» Task statement
Each entry below is to be transcribed exactly.

» Dataset
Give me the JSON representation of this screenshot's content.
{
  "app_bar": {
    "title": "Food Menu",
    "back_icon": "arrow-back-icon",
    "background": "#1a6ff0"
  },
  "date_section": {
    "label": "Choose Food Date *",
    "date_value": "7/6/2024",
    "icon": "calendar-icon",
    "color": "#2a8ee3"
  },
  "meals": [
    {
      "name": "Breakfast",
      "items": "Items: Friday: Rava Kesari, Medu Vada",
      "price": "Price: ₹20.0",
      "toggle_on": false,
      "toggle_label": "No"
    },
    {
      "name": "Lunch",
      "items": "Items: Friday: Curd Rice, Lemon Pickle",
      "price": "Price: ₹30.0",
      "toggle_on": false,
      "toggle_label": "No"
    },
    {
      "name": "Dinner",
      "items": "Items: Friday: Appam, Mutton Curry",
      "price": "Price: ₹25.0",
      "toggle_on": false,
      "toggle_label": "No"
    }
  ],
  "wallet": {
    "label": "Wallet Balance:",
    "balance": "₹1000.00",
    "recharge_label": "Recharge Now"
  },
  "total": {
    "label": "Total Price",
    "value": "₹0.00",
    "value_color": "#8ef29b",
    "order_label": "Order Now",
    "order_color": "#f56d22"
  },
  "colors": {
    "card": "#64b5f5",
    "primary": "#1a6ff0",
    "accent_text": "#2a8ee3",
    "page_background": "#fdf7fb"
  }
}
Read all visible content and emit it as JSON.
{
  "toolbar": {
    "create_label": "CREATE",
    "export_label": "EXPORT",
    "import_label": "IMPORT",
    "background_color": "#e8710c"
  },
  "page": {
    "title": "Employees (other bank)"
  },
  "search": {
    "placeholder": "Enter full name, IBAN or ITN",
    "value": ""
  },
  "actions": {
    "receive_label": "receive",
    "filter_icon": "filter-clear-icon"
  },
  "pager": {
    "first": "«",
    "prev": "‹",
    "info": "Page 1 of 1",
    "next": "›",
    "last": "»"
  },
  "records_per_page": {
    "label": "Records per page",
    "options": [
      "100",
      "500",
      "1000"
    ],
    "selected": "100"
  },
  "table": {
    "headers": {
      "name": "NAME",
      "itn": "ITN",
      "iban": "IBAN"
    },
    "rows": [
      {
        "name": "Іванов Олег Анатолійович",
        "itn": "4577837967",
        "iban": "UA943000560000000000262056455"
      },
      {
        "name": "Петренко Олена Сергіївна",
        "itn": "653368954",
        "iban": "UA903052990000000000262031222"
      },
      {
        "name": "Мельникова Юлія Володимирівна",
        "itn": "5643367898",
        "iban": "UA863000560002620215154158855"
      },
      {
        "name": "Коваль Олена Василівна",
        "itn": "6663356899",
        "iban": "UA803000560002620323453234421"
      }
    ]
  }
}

» Solution for this task
Give me the JSON representation of this screenshot's content.
{
  "app_bar": {
    "title": "Food Menu",
    "back_icon": "arrow-back-icon",
    "background": "#1a6ff0"
  },
  "date_section": {
    "label": "Choose Food Date *",
    "date_value": "7/6/2024",
    "icon": "calendar-icon",
    "color": "#2a8ee3"
  },
  "meals": [
    {
      "name": "Breakfast",
      "items": "Items: Friday: Rava Kesari, Medu Vada",
      "price": "Price: ₹20.0",
      "toggle_on": false,
      "toggle_label": "No"
    },
    {
      "name": "Lunch",
      "items": "Items: Friday: Curd Rice, Lemon Pickle",
      "price": "Price: ₹30.0",
      "toggle_on": false,
      "toggle_label": "No"
    },
    {
      "name": "Dinner",
      "items": "Items: Friday: Appam, Mutton Curry",
      "price": "Price: ₹25.0",
      "toggle_on": false,
      "toggle_label": "No"
    }
  ],
  "wallet": {
    "label": "Wallet Balance:",
    "balance": "₹1000.00",
    "recharge_label": "Recharge Now"
  },
  "total": {
    "label": "Total Price",
    "value": "₹0.00",
    "value_color": "#8ef29b",
    "order_label": "Order Now",
    "order_color": "#f56d22"
  },
  "colors": {
    "card": "#64b5f5",
    "primary": "#1a6ff0",
    "accent_text": "#2a8ee3",
    "page_background": "#fdf7fb"
  }
}
Read all visible content and emit it as JSON.
{
  "toolbar": {
    "create_label": "CREATE",
    "export_label": "EXPORT",
    "import_label": "IMPORT",
    "background_color": "#e8710c"
  },
  "page": {
    "title": "Employees (other bank)"
  },
  "search": {
    "placeholder": "Enter full name, IBAN or ITN",
    "value": ""
  },
  "actions": {
    "receive_label": "receive",
    "filter_icon": "filter-clear-icon"
  },
  "pager": {
    "first": "«",
    "prev": "‹",
    "info": "Page 1 of 1",
    "next": "›",
    "last": "»"
  },
  "records_per_page": {
    "label": "Records per page",
    "options": [
      "100",
      "500",
      "1000"
    ],
    "selected": "100"
  },
  "table": {
    "headers": {
      "name": "NAME",
      "itn": "ITN",
      "iban": "IBAN"
    },
    "rows": [
      {
        "name": "Іванов Олег Анатолійович",
        "itn": "4577837967",
        "iban": "UA943000560000000000262056455"
      },
      {
        "name": "Петренко Олена Сергіївна",
        "itn": "653368954",
        "iban": "UA903052990000000000262031222"
      },
      {
        "name": "Мельникова Юлія Володимирівна",
        "itn": "5643367898",
        "iban": "UA863000560002620215154158855"
      },
      {
        "name": "Коваль Олена Василівна",
        "itn": "6663356899",
        "iban": "UA803000560002620323453234421"
      }
    ]
  }
}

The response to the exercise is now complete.